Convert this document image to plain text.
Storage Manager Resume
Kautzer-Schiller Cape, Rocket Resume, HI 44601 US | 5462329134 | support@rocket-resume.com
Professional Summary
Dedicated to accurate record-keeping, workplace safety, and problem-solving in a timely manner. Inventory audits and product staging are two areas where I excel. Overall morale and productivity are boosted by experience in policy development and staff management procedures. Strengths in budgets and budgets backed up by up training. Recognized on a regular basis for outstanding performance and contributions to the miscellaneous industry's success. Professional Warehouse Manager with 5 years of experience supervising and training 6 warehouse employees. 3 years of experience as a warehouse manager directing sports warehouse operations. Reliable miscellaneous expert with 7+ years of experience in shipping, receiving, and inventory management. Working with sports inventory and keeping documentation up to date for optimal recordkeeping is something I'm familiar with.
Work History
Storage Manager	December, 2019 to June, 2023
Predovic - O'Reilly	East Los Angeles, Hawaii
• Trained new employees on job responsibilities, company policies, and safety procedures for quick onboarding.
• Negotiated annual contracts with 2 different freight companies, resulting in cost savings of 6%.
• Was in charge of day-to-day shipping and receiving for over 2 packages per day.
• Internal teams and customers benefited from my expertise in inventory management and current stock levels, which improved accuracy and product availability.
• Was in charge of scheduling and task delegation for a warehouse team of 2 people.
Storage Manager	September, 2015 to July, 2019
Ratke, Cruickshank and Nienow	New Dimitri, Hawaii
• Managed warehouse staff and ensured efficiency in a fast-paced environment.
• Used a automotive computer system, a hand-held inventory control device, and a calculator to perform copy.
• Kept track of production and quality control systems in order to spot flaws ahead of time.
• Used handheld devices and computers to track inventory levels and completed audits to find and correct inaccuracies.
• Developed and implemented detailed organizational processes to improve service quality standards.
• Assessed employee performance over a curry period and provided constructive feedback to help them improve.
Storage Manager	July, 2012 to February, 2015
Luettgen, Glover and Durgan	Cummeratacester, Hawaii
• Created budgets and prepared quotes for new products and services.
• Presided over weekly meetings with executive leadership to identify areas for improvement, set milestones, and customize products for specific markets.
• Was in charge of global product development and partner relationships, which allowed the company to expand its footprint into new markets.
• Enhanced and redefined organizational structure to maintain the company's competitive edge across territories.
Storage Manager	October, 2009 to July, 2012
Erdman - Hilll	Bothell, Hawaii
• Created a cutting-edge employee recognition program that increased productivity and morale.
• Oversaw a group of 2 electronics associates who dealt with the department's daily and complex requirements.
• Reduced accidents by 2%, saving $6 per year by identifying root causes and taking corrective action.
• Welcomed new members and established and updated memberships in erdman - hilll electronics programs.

————————

▸ **What is being asked**
Reproduce the material verbatim, line by line.

▸ **Complete answer**
Convert this document image to plain text.
Storage Manager Resume
Kautzer-Schiller Cape, Rocket Resume, HI 44601 US | 5462329134 | support@rocket-resume.com
Professional Summary
Dedicated to accurate record-keeping, workplace safety, and problem-solving in a timely manner. Inventory audits and product staging are two areas where I excel. Overall morale and productivity are boosted by experience in policy development and staff management procedures. Strengths in budgets and budgets backed up by up training. Recognized on a regular basis for outstanding performance and contributions to the miscellaneous industry's success. Professional Warehouse Manager with 5 years of experience supervising and training 6 warehouse employees. 3 years of experience as a warehouse manager directing sports warehouse operations. Reliable miscellaneous expert with 7+ years of experience in shipping, receiving, and inventory management. Working with sports inventory and keeping documentation up to date for optimal recordkeeping is something I'm familiar with.
Work History
Storage Manager	December, 2019 to June, 2023
Predovic - O'Reilly	East Los Angeles, Hawaii
• Trained new employees on job responsibilities, company policies, and safety procedures for quick onboarding.
• Negotiated annual contracts with 2 different freight companies, resulting in cost savings of 6%.
• Was in charge of day-to-day shipping and receiving for over 2 packages per day.
• Internal teams and customers benefited from my expertise in inventory management and current stock levels, which improved accuracy and product availability.
• Was in charge of scheduling and task delegation for a warehouse team of 2 people.
Storage Manager	September, 2015 to July, 2019
Ratke, Cruickshank and Nienow	New Dimitri, Hawaii
• Managed warehouse staff and ensured efficiency in a fast-paced environment.
• Used a automotive computer system, a hand-held inventory control device, and a calculator to perform copy.
• Kept track of production and quality control systems in order to spot flaws ahead of time.
• Used handheld devices and computers to track inventory levels and completed audits to find and correct inaccuracies.
• Developed and implemented detailed organizational processes to improve service quality standards.
• Assessed employee performance over a curry period and provided constructive feedback to help them improve.
Storage Manager	July, 2012 to February, 2015
Luettgen, Glover and Durgan	Cummeratacester, Hawaii
• Created budgets and prepared quotes for new products and services.
• Presided over weekly meetings with executive leadership to identify areas for improvement, set milestones, and customize products for specific markets.
• Was in charge of global product development and partner relationships, which allowed the company to expand its footprint into new markets.
• Enhanced and redefined organizational structure to maintain the company's competitive edge across territories.
Storage Manager	October, 2009 to July, 2012
Erdman - Hilll	Bothell, Hawaii
• Created a cutting-edge employee recognition program that increased productivity and morale.
• Oversaw a group of 2 electronics associates who dealt with the department's daily and complex requirements.
• Reduced accidents by 2%, saving $6 per year by identifying root causes and taking corrective action.
• Welcomed new members and established and updated memberships in erdman - hilll electronics programs.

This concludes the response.